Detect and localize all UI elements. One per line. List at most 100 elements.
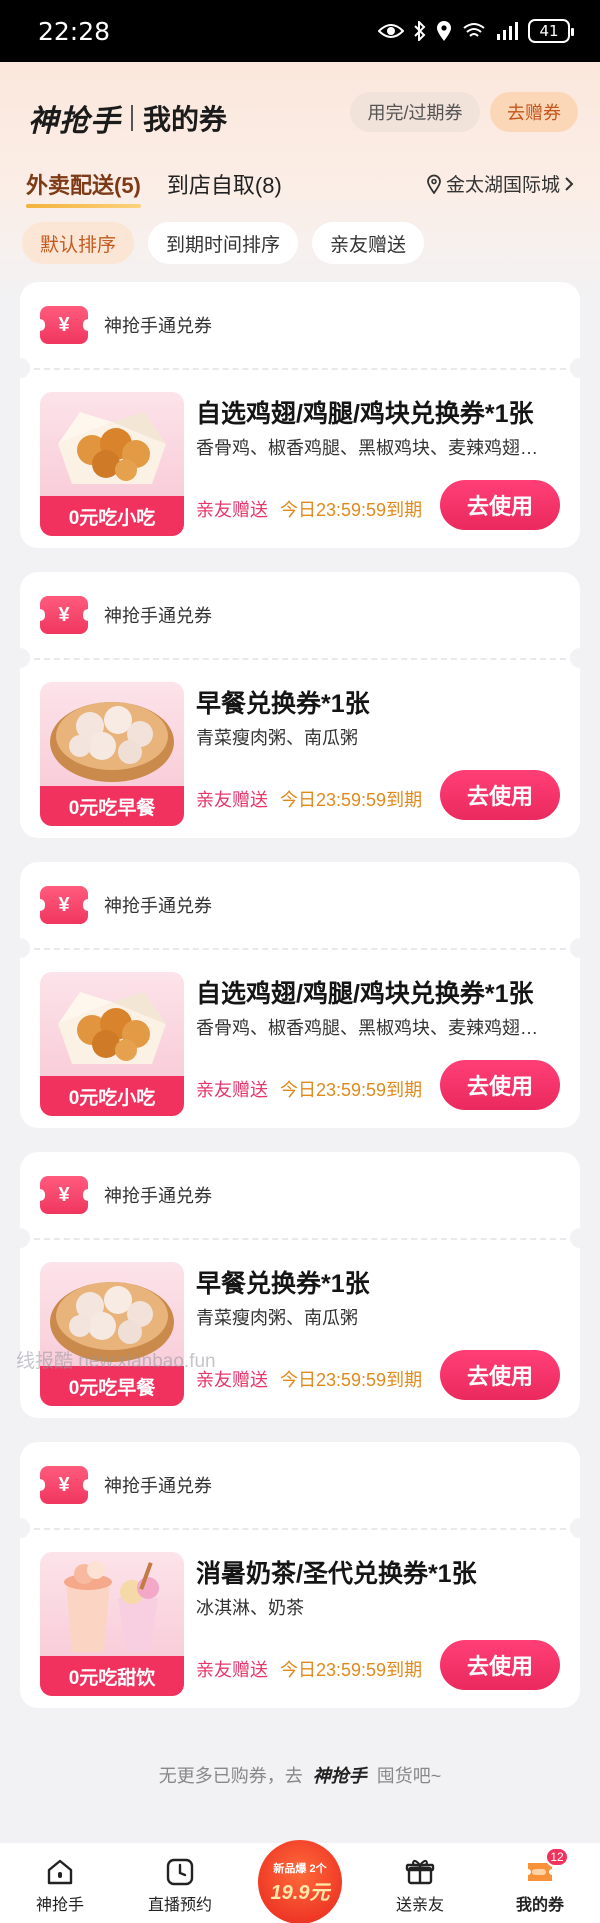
expired-coupons-button[interactable]: 用完/过期券: [350, 92, 480, 132]
coupon-header: ¥ 神抢手通兑券: [20, 572, 580, 658]
coupon-thumbnail: 0元吃小吃: [40, 972, 184, 1116]
coupon-type: 神抢手通兑券: [104, 1476, 212, 1496]
sort-friend-gift[interactable]: 亲友赠送: [312, 222, 425, 264]
gift-icon: [405, 1859, 435, 1885]
signal-icon: [497, 22, 518, 40]
location-pin-icon: [427, 174, 441, 194]
use-coupon-button[interactable]: 去使用: [440, 770, 560, 820]
coupon-count-badge: 12: [545, 1847, 569, 1867]
yen-coupon-icon: ¥: [35, 1466, 93, 1504]
coupon-card: ¥ 神抢手通兑券 0元吃小吃 自选鸡翅/鸡腿/鸡块兑换券*1张 香骨鸡、椒香鸡腿…: [20, 282, 580, 548]
tabbar-label: 送亲友: [395, 1897, 444, 1914]
tabbar-item-live[interactable]: 直播预约: [125, 1857, 235, 1915]
promo-line1-text: 新品爆: [273, 1862, 307, 1875]
use-coupon-button[interactable]: 去使用: [440, 1640, 560, 1690]
coupon-title: 自选鸡翅/鸡腿/鸡块兑换券*1张: [196, 980, 534, 1008]
delivery-tabs: 外卖配送(5) 到店自取(8): [26, 168, 282, 208]
coupon-title: 自选鸡翅/鸡腿/鸡块兑换券*1张: [196, 400, 534, 428]
coupon-card: ¥ 神抢手通兑券 0元吃甜饮 消暑奶茶/圣代兑换券*1张 冰淇淋、奶茶 亲友赠送…: [20, 1442, 580, 1708]
coupon-expiry: 今日23:59:59到期: [280, 790, 423, 810]
eye-icon: [378, 24, 404, 38]
yen-coupon-icon: ¥: [35, 596, 93, 634]
watermark: 线报酷 new.xianbao.fun: [16, 1351, 216, 1372]
location-selector[interactable]: 金太湖国际城: [426, 170, 574, 197]
coupon-description: 青菜瘦肉粥、南瓜粥: [196, 1308, 358, 1328]
new-product-promo-button[interactable]: 新品爆 2个 19.9元: [258, 1840, 342, 1923]
coupon-expiry: 今日23:59:59到期: [280, 1370, 423, 1390]
coupon-card: ¥ 神抢手通兑券 0元吃早餐 早餐兑换券*1张 青菜瘦肉粥、南瓜粥 亲友赠送 今…: [20, 572, 580, 838]
tab-delivery[interactable]: 外卖配送(5): [26, 168, 141, 208]
coupon-header: ¥ 神抢手通兑券: [20, 1152, 580, 1238]
tabbar-item-my-coupons[interactable]: 我的券 12: [485, 1847, 595, 1915]
footer-suffix: 囤货吧~: [376, 1766, 442, 1786]
page-header: 神抢手 我的券: [28, 96, 227, 140]
coupon-card: ¥ 神抢手通兑券 0元吃小吃 自选鸡翅/鸡腿/鸡块兑换券*1张 香骨鸡、椒香鸡腿…: [20, 862, 580, 1128]
coupon-type: 神抢手通兑券: [104, 316, 212, 336]
use-coupon-button[interactable]: 去使用: [440, 1350, 560, 1400]
yen-coupon-icon: ¥: [35, 1176, 93, 1214]
clock-icon: [166, 1858, 194, 1886]
coupon-type: 神抢手通兑券: [104, 606, 212, 626]
sort-default[interactable]: 默认排序: [22, 222, 135, 264]
coupon-divider: [34, 658, 566, 660]
location-pin-icon: [437, 21, 451, 41]
home-icon: [47, 1859, 73, 1885]
tabbar-label: 神抢手: [35, 1897, 84, 1914]
footer-prefix: 无更多已购券，去: [158, 1766, 303, 1786]
coupon-thumb-label: 0元吃早餐: [40, 786, 184, 826]
status-time: 22:28: [38, 16, 111, 46]
sort-options: 默认排序 到期时间排序 亲友赠送: [22, 222, 425, 264]
fried-chicken-icon: [58, 992, 166, 1064]
battery-level: 41: [539, 22, 559, 40]
promo-line1: 新品爆 2个: [273, 1860, 326, 1876]
milk-tea-icon: [64, 1561, 159, 1652]
coupon-thumbnail: 0元吃早餐: [40, 1262, 184, 1406]
coupon-divider: [34, 948, 566, 950]
coupon-expiry: 今日23:59:59到期: [280, 500, 423, 520]
bluetooth-icon: [414, 21, 426, 41]
coupon-divider: [34, 1528, 566, 1530]
coupon-notch-right: [570, 938, 580, 958]
coupon-notch-right: [570, 1518, 580, 1538]
promo-price: 19.9元: [270, 1881, 330, 1904]
battery-icon: 41: [528, 19, 574, 43]
coupon-notch-right: [570, 648, 580, 668]
brand-separator: [131, 105, 133, 131]
steamed-buns-icon: [50, 702, 174, 782]
coupon-title: 早餐兑换券*1张: [196, 1270, 370, 1298]
coupon-card: ¥ 神抢手通兑券 0元吃早餐 早餐兑换券*1张 青菜瘦肉粥、南瓜粥 亲友赠送 今…: [20, 1152, 580, 1418]
coupon-description: 香骨鸡、椒香鸡腿、黑椒鸡块、麦辣鸡翅…: [196, 1018, 538, 1038]
use-coupon-button[interactable]: 去使用: [440, 1060, 560, 1110]
coupon-thumb-label: 0元吃小吃: [40, 496, 184, 536]
page-title: 我的券: [143, 104, 228, 135]
wifi-icon: [463, 23, 485, 37]
coupon-divider: [34, 368, 566, 370]
use-coupon-button[interactable]: 去使用: [440, 480, 560, 530]
coupon-gift-tag: 亲友赠送: [196, 1660, 268, 1680]
coupon-title: 消暑奶茶/圣代兑换券*1张: [196, 1560, 477, 1588]
tabbar-item-home[interactable]: 神抢手: [5, 1857, 115, 1915]
coupon-description: 青菜瘦肉粥、南瓜粥: [196, 728, 358, 748]
coupon-type: 神抢手通兑券: [104, 1186, 212, 1206]
tab-pickup[interactable]: 到店自取(8): [167, 168, 282, 208]
sort-by-expiry[interactable]: 到期时间排序: [148, 222, 299, 264]
yen-coupon-icon: ¥: [35, 306, 93, 344]
coupon-notch-right: [570, 358, 580, 378]
coupon-description: 冰淇淋、奶茶: [196, 1598, 304, 1618]
coupon-thumb-label: 0元吃小吃: [40, 1076, 184, 1116]
coupon-type: 神抢手通兑券: [104, 896, 212, 916]
location-label: 金太湖国际城: [445, 175, 560, 196]
footer-brand-link[interactable]: 神抢手: [313, 1762, 367, 1788]
fried-chicken-icon: [58, 412, 166, 484]
coupon-thumb-label: 0元吃甜饮: [40, 1656, 184, 1696]
coupon-description: 香骨鸡、椒香鸡腿、黑椒鸡块、麦辣鸡翅…: [196, 438, 538, 458]
gift-coupons-button[interactable]: 去赠券: [490, 92, 578, 132]
coupon-expiry: 今日23:59:59到期: [280, 1080, 423, 1100]
coupon-expiry: 今日23:59:59到期: [280, 1660, 423, 1680]
coupon-header: ¥ 神抢手通兑券: [20, 862, 580, 948]
coupon-gift-tag: 亲友赠送: [196, 1080, 268, 1100]
chevron-right-icon: [565, 176, 574, 191]
coupon-gift-tag: 亲友赠送: [196, 790, 268, 810]
tabbar-item-send-friends[interactable]: 送亲友: [365, 1857, 475, 1915]
coupon-divider: [34, 1238, 566, 1240]
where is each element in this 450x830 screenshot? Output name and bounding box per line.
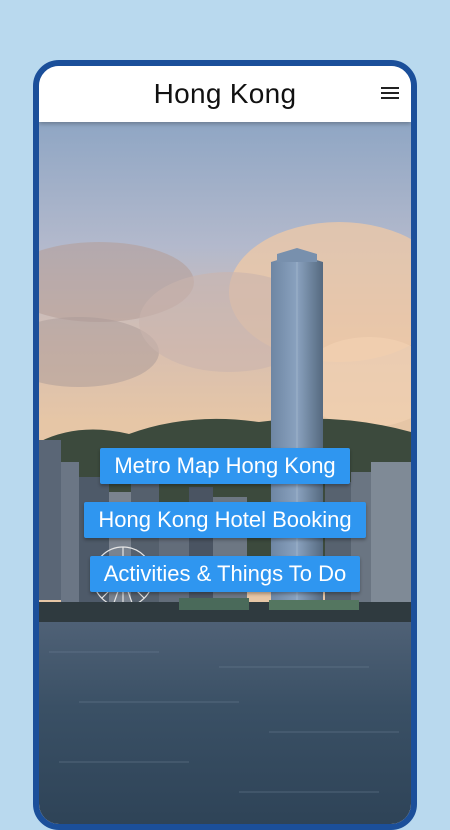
########
◆ **Objective**
Please turn every line of the items above into a JSON list of strings, one string per line, skipping blank lines and leaving out the pictures.

◆ **Output below**
[
  "Detect and localize all UI elements. One per line. List at most 100 elements.",
  "expired-coupons-button[interactable]: 用完/过期券: [350, 92, 480, 132]",
  "coupon-header: ¥ 神抢手通兑券: [20, 572, 580, 658]",
  "coupon-thumbnail: 0元吃小吃: [40, 972, 184, 1116]",
  "coupon-type: 神抢手通兑券: [104, 1476, 212, 1496]",
  "sort-friend-gift[interactable]: 亲友赠送: [312, 222, 425, 264]",
  "gift-icon: [405, 1859, 435, 1885]",
  "signal-icon: [497, 22, 518, 40]",
  "location-pin-icon: [427, 174, 441, 194]",
  "use-coupon-button[interactable]: 去使用: [440, 770, 560, 820]",
  "coupon-count-badge: 12: [545, 1847, 569, 1867]",
  "yen-coupon-icon: ¥: [35, 1466, 93, 1504]",
  "coupon-card: ¥ 神抢手通兑券 0元吃小吃 自选鸡翅/鸡腿/鸡块兑换券*1张 香骨鸡、椒香鸡腿…: [20, 282, 580, 548]",
  "tabbar-label: 送亲友: [395, 1897, 444, 1914]",
  "tabbar-item-live[interactable]: 直播预约: [125, 1857, 235, 1915]",
  "promo-line1-text: 新品爆: [273, 1862, 307, 1875]",
  "use-coupon-button[interactable]: 去使用: [440, 1640, 560, 1690]",
  "coupon-title: 自选鸡翅/鸡腿/鸡块兑换券*1张: [196, 980, 534, 1008]",
  "delivery-tabs: 外卖配送(5) 到店自取(8): [26, 168, 282, 208]",
  "coupon-title: 自选鸡翅/鸡腿/鸡块兑换券*1张: [196, 400, 534, 428]",
  "coupon-card: ¥ 神抢手通兑券 0元吃甜饮 消暑奶茶/圣代兑换券*1张 冰淇淋、奶茶 亲友赠送…: [20, 1442, 580, 1708]",
  "coupon-expiry: 今日23:59:59到期: [280, 790, 423, 810]",
  "eye-icon: [378, 24, 404, 38]",
  "yen-coupon-icon: ¥: [35, 596, 93, 634]",
  "watermark: 线报酷 new.xianbao.fun: [16, 1351, 216, 1372]",
  "location-selector[interactable]: 金太湖国际城: [426, 170, 574, 197]",
  "coupon-description: 青菜瘦肉粥、南瓜粥: [196, 1308, 358, 1328]",
  "new-product-promo-button[interactable]: 新品爆 2个 19.9元: [258, 1840, 342, 1923]",
  "coupon-expiry: 今日23:59:59到期: [280, 1370, 423, 1390]",
  "coupon-card: ¥ 神抢手通兑券 0元吃早餐 早餐兑换券*1张 青菜瘦肉粥、南瓜粥 亲友赠送 今…: [20, 572, 580, 838]",
  "tab-delivery[interactable]: 外卖配送(5): [26, 168, 141, 208]",
  "coupon-header: ¥ 神抢手通兑券: [20, 1152, 580, 1238]",
  "tabbar-item-my-coupons[interactable]: 我的券 12: [485, 1847, 595, 1915]",
  "footer-suffix: 囤货吧~: [376, 1766, 442, 1786]",
  "page-header: 神抢手 我的券: [28, 96, 227, 140]",
  "coupon-card: ¥ 神抢手通兑券 0元吃小吃 自选鸡翅/鸡腿/鸡块兑换券*1张 香骨鸡、椒香鸡腿…: [20, 862, 580, 1128]",
  "coupon-type: 神抢手通兑券: [104, 316, 212, 336]",
  "use-coupon-button[interactable]: 去使用: [440, 1350, 560, 1400]",
  "yen-coupon-icon: ¥: [35, 1176, 93, 1214]",
  "clock-icon: [166, 1858, 194, 1886]",
  "coupon-type: 神抢手通兑券: [104, 606, 212, 626]",
  "sort-default[interactable]: 默认排序: [22, 222, 135, 264]",
  "coupon-divider: [34, 658, 566, 660]",
  "location-pin-icon: [437, 21, 451, 41]",
  "home-icon: [47, 1859, 73, 1885]",
  "tabbar-label: 神抢手: [35, 1897, 84, 1914]",
  "footer-prefix: 无更多已购券，去: [158, 1766, 303, 1786]",
  "coupon-thumb-label: 0元吃早餐: [40, 786, 184, 826]",
  "status-time: 22:28: [38, 16, 111, 46]",
  "sort-options: 默认排序 到期时间排序 亲友赠送: [22, 222, 425, 264]",
  "fried-chicken-icon: [58, 992, 166, 1064]",
  "battery-level: 41: [539, 22, 559, 40]",
  "promo-line1: 新品爆 2个: [273, 1860, 326, 1876]",
  "milk-tea-icon: [64, 1561, 159, 1652]",
  "coupon-thumbnail: 0元吃早餐: [40, 1262, 184, 1406]",
  "coupon-divider: [34, 948, 566, 950]",
  "coupon-expiry: 今日23:59:59到期: [280, 500, 423, 520]",
  "bluetooth-icon: [414, 21, 426, 41]",
  "coupon-divider: [34, 1528, 566, 1530]",
  "coupon-notch-right: [570, 938, 580, 958]",
  "coupon-notch-right: [570, 1518, 580, 1538]",
  "promo-price: 19.9元: [270, 1881, 330, 1904]",
  "battery-icon: 41: [528, 19, 574, 43]",
  "coupon-notch-right: [570, 648, 580, 668]",
  "brand-separator: [131, 105, 133, 131]",
  "steamed-buns-icon: [50, 702, 174, 782]",
  "coupon-title: 早餐兑换券*1张: [196, 1270, 370, 1298]",
  "coupon-card: ¥ 神抢手通兑券 0元吃早餐 早餐兑换券*1张 青菜瘦肉粥、南瓜粥 亲友赠送 今…: [20, 1152, 580, 1418]",
  "coupon-description: 香骨鸡、椒香鸡腿、黑椒鸡块、麦辣鸡翅…: [196, 1018, 538, 1038]",
  "use-coupon-button[interactable]: 去使用: [440, 1060, 560, 1110]",
  "coupon-thumb-label: 0元吃小吃: [40, 496, 184, 536]",
  "page-title: 我的券: [143, 104, 228, 135]",
  "wifi-icon: [463, 23, 485, 37]",
  "coupon-divider: [34, 368, 566, 370]",
  "use-coupon-button[interactable]: 去使用: [440, 480, 560, 530]",
  "coupon-gift-tag: 亲友赠送: [196, 1660, 268, 1680]",
  "coupon-title: 消暑奶茶/圣代兑换券*1张: [196, 1560, 477, 1588]",
  "tabbar-item-home[interactable]: 神抢手: [5, 1857, 115, 1915]",
  "coupon-description: 青菜瘦肉粥、南瓜粥: [196, 728, 358, 748]",
  "coupon-type: 神抢手通兑券: [104, 1186, 212, 1206]",
  "tab-pickup[interactable]: 到店自取(8): [167, 168, 282, 208]",
  "sort-by-expiry[interactable]: 到期时间排序: [148, 222, 299, 264]",
  "yen-coupon-icon: ¥: [35, 306, 93, 344]",
  "coupon-notch-right: [570, 358, 580, 378]",
  "coupon-description: 冰淇淋、奶茶: [196, 1598, 304, 1618]",
  "coupon-thumb-label: 0元吃小吃: [40, 1076, 184, 1116]",
  "coupon-type: 神抢手通兑券: [104, 896, 212, 916]",
  "location-label: 金太湖国际城: [445, 175, 560, 196]",
  "footer-brand-link[interactable]: 神抢手: [313, 1762, 367, 1788]",
  "fried-chicken-icon: [58, 412, 166, 484]",
  "coupon-thumb-label: 0元吃甜饮: [40, 1656, 184, 1696]",
  "coupon-description: 香骨鸡、椒香鸡腿、黑椒鸡块、麦辣鸡翅…: [196, 438, 538, 458]",
  "gift-coupons-button[interactable]: 去赠券: [490, 92, 578, 132]",
  "coupon-expiry: 今日23:59:59到期: [280, 1080, 423, 1100]",
  "coupon-expiry: 今日23:59:59到期: [280, 1660, 423, 1680]",
  "coupon-header: ¥ 神抢手通兑券: [20, 862, 580, 948]",
  "coupon-gift-tag: 亲友赠送: [196, 1080, 268, 1100]",
  "chevron-right-icon: [565, 176, 574, 191]",
  "coupon-gift-tag: 亲友赠送: [196, 790, 268, 810]",
  "tabbar-item-send-friends[interactable]: 送亲友: [365, 1857, 475, 1915]",
  "coupon-divider: [34, 1238, 566, 1240]",
  "where is each element in this 450x830 screenshot? Output name and bounding box per line."
]